# [TASK REQUIREMENTS]
Pictures stay out of the copy; set down each line of the listing below exactly.

** Start of MATERIAL FOR THIS TASK **

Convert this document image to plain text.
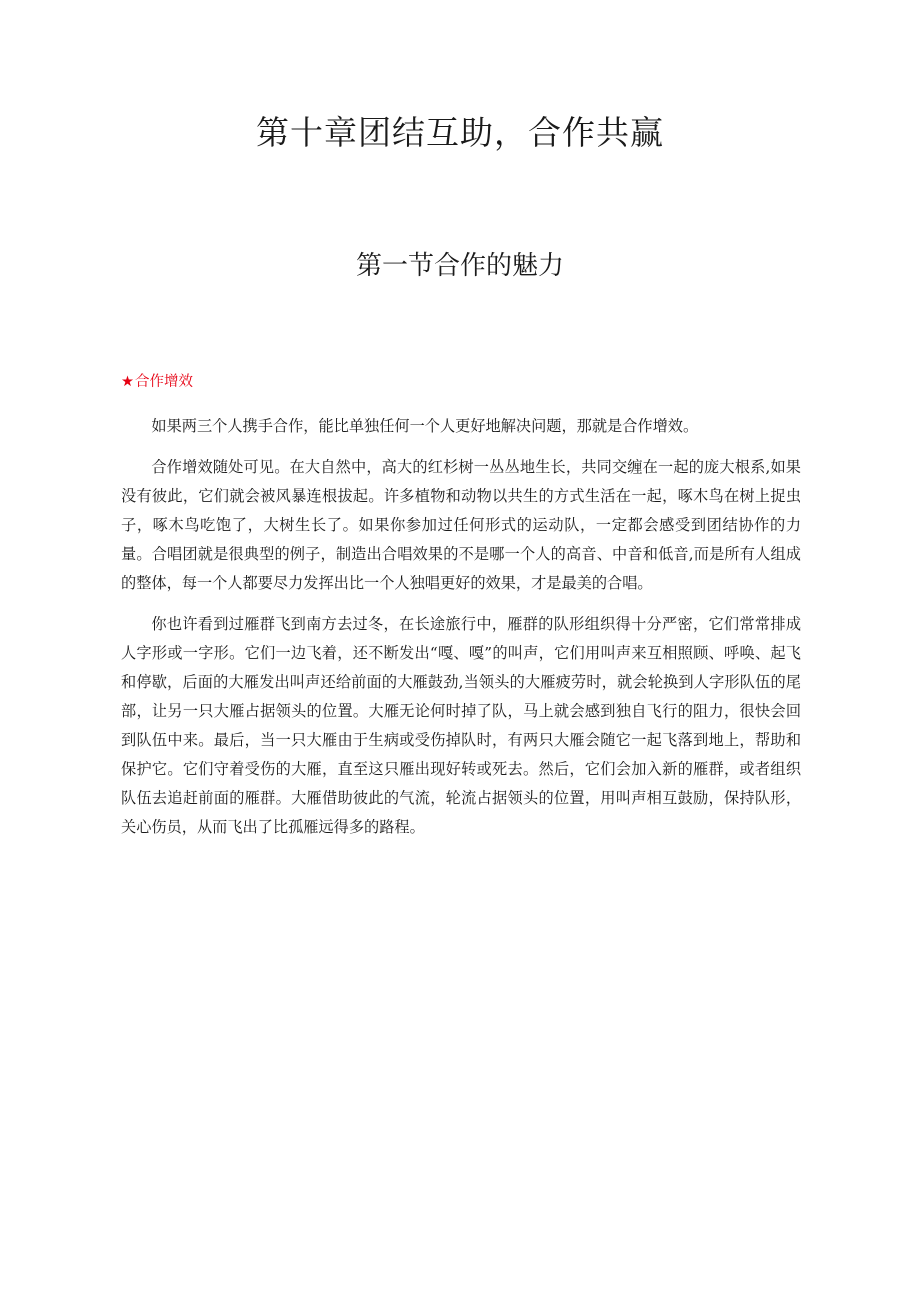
第十章团结互助，合作共赢
第一节合作的魅力
★合作增效

如果两三个人携手合作，能比单独任何一个人更好地解决问题，那就是合作增效。

合作增效随处可见。在大自然中，高大的红杉树一丛丛地生长，共同交缠在一起的庞大根系,如果没有彼此，它们就会被风暴连根拔起。许多植物和动物以共生的方式生活在一起，啄木鸟在树上捉虫子，啄木鸟吃饱了，大树生长了。如果你参加过任何形式的运动队，一定都会感受到团结协作的力量。合唱团就是很典型的例子，制造出合唱效果的不是哪一个人的高音、中音和低音,而是所有人组成的整体，每一个人都要尽力发挥出比一个人独唱更好的效果，才是最美的合唱。

你也许看到过雁群飞到南方去过冬，在长途旅行中，雁群的队形组织得十分严密，它们常常排成人字形或一字形。它们一边飞着，还不断发出“嘎、嘎”的叫声，它们用叫声来互相照顾、呼唤、起飞和停歇，后面的大雁发出叫声还给前面的大雁鼓劲,当领头的大雁疲劳时，就会轮换到人字形队伍的尾部，让另一只大雁占据领头的位置。大雁无论何时掉了队，马上就会感到独自飞行的阻力，很快会回到队伍中来。最后，当一只大雁由于生病或受伤掉队时，有两只大雁会随它一起飞落到地上，帮助和保护它。它们守着受伤的大雁，直至这只雁出现好转或死去。然后，它们会加入新的雁群，或者组织队伍去追赶前面的雁群。大雁借助彼此的气流，轮流占据领头的位置，用叫声相互鼓励，保持队形，关心伤员，从而飞出了比孤雁远得多的路程。
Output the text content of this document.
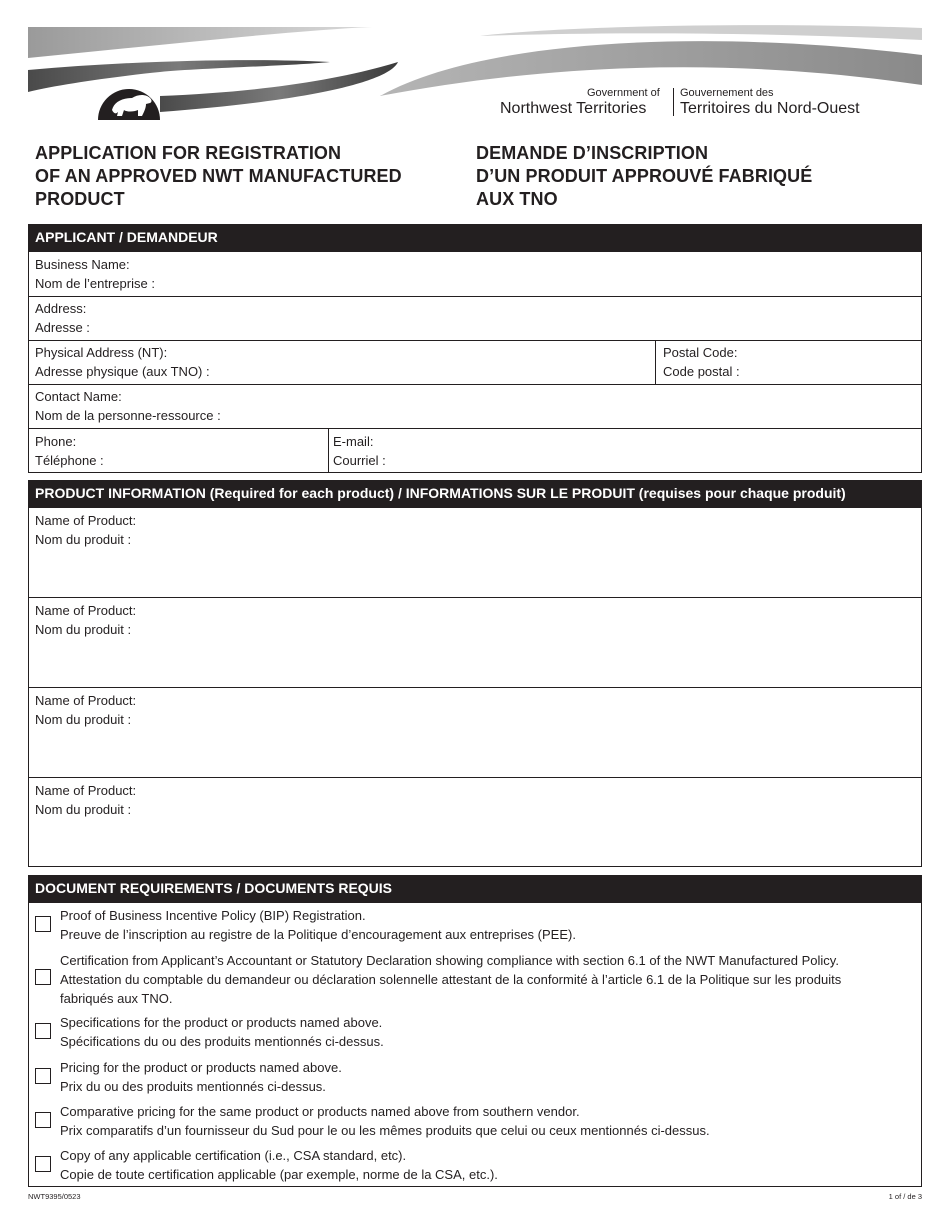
Government of
Northwest Territories
Gouvernement des
Territoires du Nord-Ouest
APPLICATION FOR REGISTRATION
OF AN APPROVED NWT MANUFACTURED
PRODUCT
DEMANDE D’INSCRIPTION
D’UN PRODUIT APPROUVÉ FABRIQUÉ
AUX TNO
APPLICANT / DEMANDEUR
Business Name:
Nom de l’entreprise :
Address:
Adresse :
Physical Address (NT):
Adresse physique (aux TNO) :
Postal Code:
Code postal :
Contact Name:
Nom de la personne-ressource :
Phone:
Téléphone :
E-mail:
Courriel :
PRODUCT INFORMATION (Required for each product) / INFORMATIONS SUR LE PRODUIT (requises pour chaque produit)
Name of Product:
Nom du produit :
Name of Product:
Nom du produit :
Name of Product:
Nom du produit :
Name of Product:
Nom du produit :
DOCUMENT REQUIREMENTS / DOCUMENTS REQUIS
Proof of Business Incentive Policy (BIP) Registration.
Preuve de l’inscription au registre de la Politique d’encouragement aux entreprises (PEE).
Certification from Applicant’s Accountant or Statutory Declaration showing compliance with section 6.1 of the NWT Manufactured Policy.
Attestation du comptable du demandeur ou déclaration solennelle attestant de la conformité à l’article 6.1 de la Politique sur les produits
fabriqués aux TNO.
Specifications for the product or products named above.
Spécifications du ou des produits mentionnés ci-dessus.
Pricing for the product or products named above.
Prix du ou des produits mentionnés ci-dessus.
Comparative pricing for the same product or products named above from southern vendor.
Prix comparatifs d’un fournisseur du Sud pour le ou les mêmes produits que celui ou ceux mentionnés ci-dessus.
Copy of any applicable certification (i.e., CSA standard, etc).
Copie de toute certification applicable (par exemple, norme de la CSA, etc.).
NWT9395/0523	1 of / de 3
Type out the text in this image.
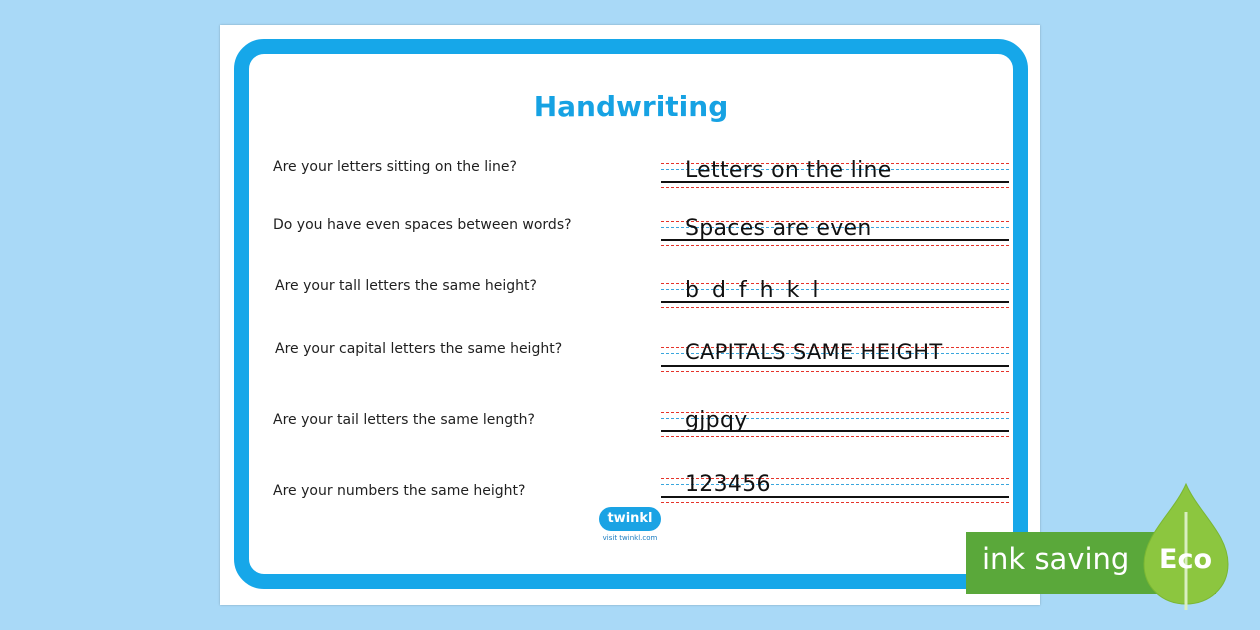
Handwriting
Are your letters sitting on the line?	Letters on the line
Do you have even spaces between words?	Spaces are even
Are your tall letters the same height?	b d f h k l
Are your capital letters the same height?	CAPITALS SAME HEIGHT
Are your tail letters the same length?	gjpqy
Are your numbers the same height?	123456
twinkl
visit twinkl.com
ink saving Eco
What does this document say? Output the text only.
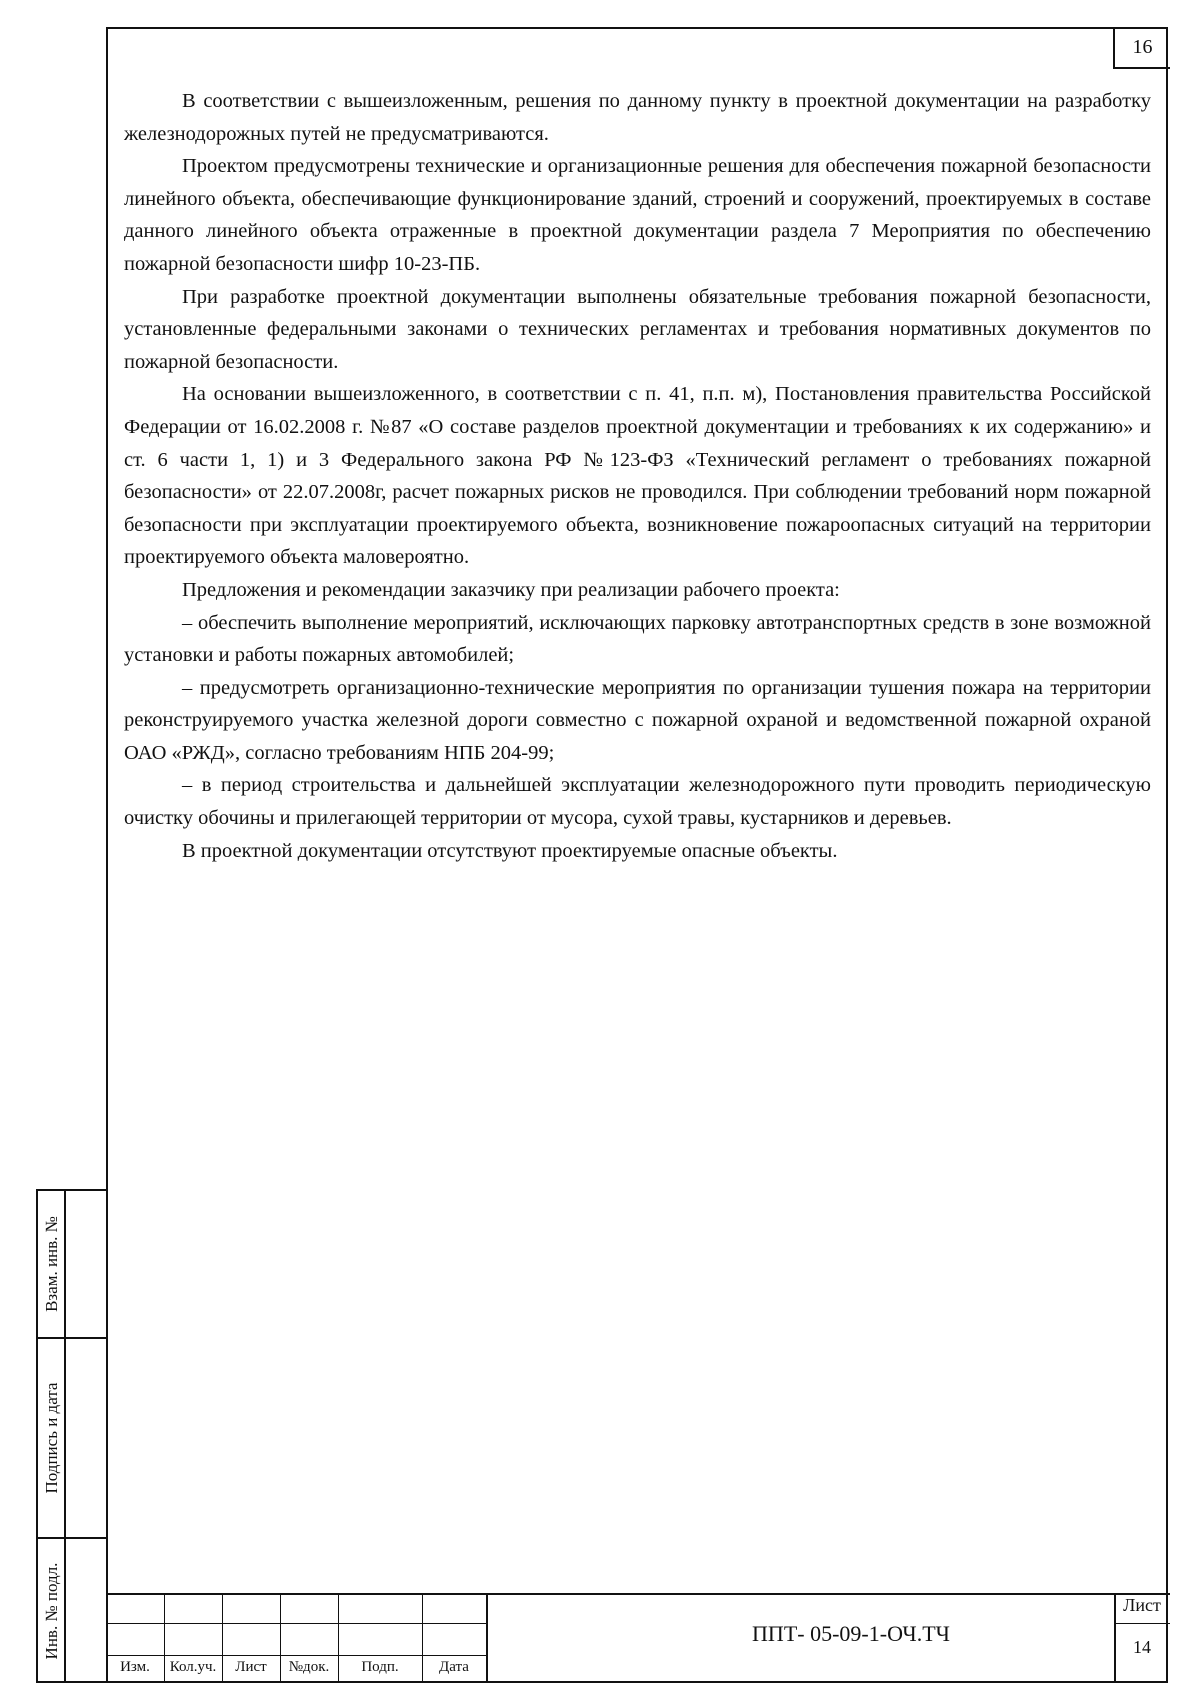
16

В соответствии с вышеизложенным, решения по данному пункту в проектной документации на разработку железнодорожных путей не предусматриваются.

Проектом предусмотрены технические и организационные решения для обеспечения пожарной безопасности линейного объекта, обеспечивающие функционирование зданий, строений и сооружений, проектируемых в составе данного линейного объекта отраженные в проектной документации раздела 7 Мероприятия по обеспечению пожарной безопасности шифр 10-23-ПБ.

При разработке проектной документации выполнены обязательные требования пожарной безопасности, установленные федеральными законами о технических регламентах и требования нормативных документов по пожарной безопасности.

На основании вышеизложенного, в соответствии с п. 41, п.п. м), Постановления правительства Российской Федерации от 16.02.2008 г. №87 «О составе разделов проектной документации и требованиях к их содержанию» и ст. 6 части 1, 1) и 3 Федерального закона РФ №123-ФЗ «Технический регламент о требованиях пожарной безопасности» от 22.07.2008г, расчет пожарных рисков не проводился. При соблюдении требований норм пожарной безопасности при эксплуатации проектируемого объекта, возникновение пожароопасных ситуаций на территории проектируемого объекта маловероятно.

Предложения и рекомендации заказчику при реализации рабочего проекта:

– обеспечить выполнение мероприятий, исключающих парковку автотранспортных средств в зоне возможной установки и работы пожарных автомобилей;

– предусмотреть организационно-технические мероприятия по организации тушения пожара на территории реконструируемого участка железной дороги совместно с пожарной охраной и ведомственной пожарной охраной ОАО «РЖД», согласно требованиям НПБ 204-99;

– в период строительства и дальнейшей эксплуатации железнодорожного пути проводить периодическую очистку обочины и прилегающей территории от мусора, сухой травы, кустарников и деревьев.

В проектной документации отсутствуют проектируемые опасные объекты.

Взам. инв. №
Подпись и дата
Инв. № подл.
Изм.	Кол.уч.	Лист	№док.	Подп.	Дата
ППТ- 05-09-1-ОЧ.ТЧ
Лист
14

** End of MATERIAL FOR THIS TASK **

# [WRITTEN REPLY]
Convert this document image to plain text.
第十章团结互助，合作共赢
第一节合作的魅力
★合作增效

如果两三个人携手合作，能比单独任何一个人更好地解决问题，那就是合作增效。

合作增效随处可见。在大自然中，高大的红杉树一丛丛地生长，共同交缠在一起的庞大根系,如果没有彼此，它们就会被风暴连根拔起。许多植物和动物以共生的方式生活在一起，啄木鸟在树上捉虫子，啄木鸟吃饱了，大树生长了。如果你参加过任何形式的运动队，一定都会感受到团结协作的力量。合唱团就是很典型的例子，制造出合唱效果的不是哪一个人的高音、中音和低音,而是所有人组成的整体，每一个人都要尽力发挥出比一个人独唱更好的效果，才是最美的合唱。

你也许看到过雁群飞到南方去过冬，在长途旅行中，雁群的队形组织得十分严密，它们常常排成人字形或一字形。它们一边飞着，还不断发出“嘎、嘎”的叫声，它们用叫声来互相照顾、呼唤、起飞和停歇，后面的大雁发出叫声还给前面的大雁鼓劲,当领头的大雁疲劳时，就会轮换到人字形队伍的尾部，让另一只大雁占据领头的位置。大雁无论何时掉了队，马上就会感到独自飞行的阻力，很快会回到队伍中来。最后，当一只大雁由于生病或受伤掉队时，有两只大雁会随它一起飞落到地上，帮助和保护它。它们守着受伤的大雁，直至这只雁出现好转或死去。然后，它们会加入新的雁群，或者组织队伍去追赶前面的雁群。大雁借助彼此的气流，轮流占据领头的位置，用叫声相互鼓励，保持队形，关心伤员，从而飞出了比孤雁远得多的路程。
Output the text content of this document.
Government of
Northwest Territories
Gouvernement des
Territoires du Nord-Ouest
APPLICATION FOR REGISTRATION
OF AN APPROVED NWT MANUFACTURED
PRODUCT
DEMANDE D’INSCRIPTION
D’UN PRODUIT APPROUVÉ FABRIQUÉ
AUX TNO
APPLICANT / DEMANDEUR
Business Name:
Nom de l’entreprise :
Address:
Adresse :
Physical Address (NT):
Adresse physique (aux TNO) :
Postal Code:
Code postal :
Contact Name:
Nom de la personne-ressource :
Phone:
Téléphone :
E-mail:
Courriel :
PRODUCT INFORMATION (Required for each product) / INFORMATIONS SUR LE PRODUIT (requises pour chaque produit)
Name of Product:
Nom du produit :
Name of Product:
Nom du produit :
Name of Product:
Nom du produit :
Name of Product:
Nom du produit :
DOCUMENT REQUIREMENTS / DOCUMENTS REQUIS
Proof of Business Incentive Policy (BIP) Registration.
Preuve de l’inscription au registre de la Politique d’encouragement aux entreprises (PEE).
Certification from Applicant’s Accountant or Statutory Declaration showing compliance with section 6.1 of the NWT Manufactured Policy.
Attestation du comptable du demandeur ou déclaration solennelle attestant de la conformité à l’article 6.1 de la Politique sur les produits
fabriqués aux TNO.
Specifications for the product or products named above.
Spécifications du ou des produits mentionnés ci-dessus.
Pricing for the product or products named above.
Prix du ou des produits mentionnés ci-dessus.
Comparative pricing for the same product or products named above from southern vendor.
Prix comparatifs d’un fournisseur du Sud pour le ou les mêmes produits que celui ou ceux mentionnés ci-dessus.
Copy of any applicable certification (i.e., CSA standard, etc).
Copie de toute certification applicable (par exemple, norme de la CSA, etc.).
NWT9395/0523	1 of / de 3
Type out the text in this image.
Handwriting
Are your letters sitting on the line?	Letters on the line
Do you have even spaces between words?	Spaces are even
Are your tall letters the same height?	b d f h k l
Are your capital letters the same height?	CAPITALS SAME HEIGHT
Are your tail letters the same length?	gjpqy
Are your numbers the same height?	123456
twinkl
visit twinkl.com
ink saving Eco
What does this document say? Output the text only.
16

В соответствии с вышеизложенным, решения по данному пункту в проектной документации на разработку железнодорожных путей не предусматриваются.

Проектом предусмотрены технические и организационные решения для обеспечения пожарной безопасности линейного объекта, обеспечивающие функционирование зданий, строений и сооружений, проектируемых в составе данного линейного объекта отраженные в проектной документации раздела 7 Мероприятия по обеспечению пожарной безопасности шифр 10-23-ПБ.

При разработке проектной документации выполнены обязательные требования пожарной безопасности, установленные федеральными законами о технических регламентах и требования нормативных документов по пожарной безопасности.

На основании вышеизложенного, в соответствии с п. 41, п.п. м), Постановления правительства Российской Федерации от 16.02.2008 г. №87 «О составе разделов проектной документации и требованиях к их содержанию» и ст. 6 части 1, 1) и 3 Федерального закона РФ №123-ФЗ «Технический регламент о требованиях пожарной безопасности» от 22.07.2008г, расчет пожарных рисков не проводился. При соблюдении требований норм пожарной безопасности при эксплуатации проектируемого объекта, возникновение пожароопасных ситуаций на территории проектируемого объекта маловероятно.

Предложения и рекомендации заказчику при реализации рабочего проекта:

– обеспечить выполнение мероприятий, исключающих парковку автотранспортных средств в зоне возможной установки и работы пожарных автомобилей;

– предусмотреть организационно-технические мероприятия по организации тушения пожара на территории реконструируемого участка железной дороги совместно с пожарной охраной и ведомственной пожарной охраной ОАО «РЖД», согласно требованиям НПБ 204-99;

– в период строительства и дальнейшей эксплуатации железнодорожного пути проводить периодическую очистку обочины и прилегающей территории от мусора, сухой травы, кустарников и деревьев.

В проектной документации отсутствуют проектируемые опасные объекты.

Взам. инв. №
Подпись и дата
Инв. № подл.
Изм.	Кол.уч.	Лист	№док.	Подп.	Дата
ППТ- 05-09-1-ОЧ.ТЧ
Лист
14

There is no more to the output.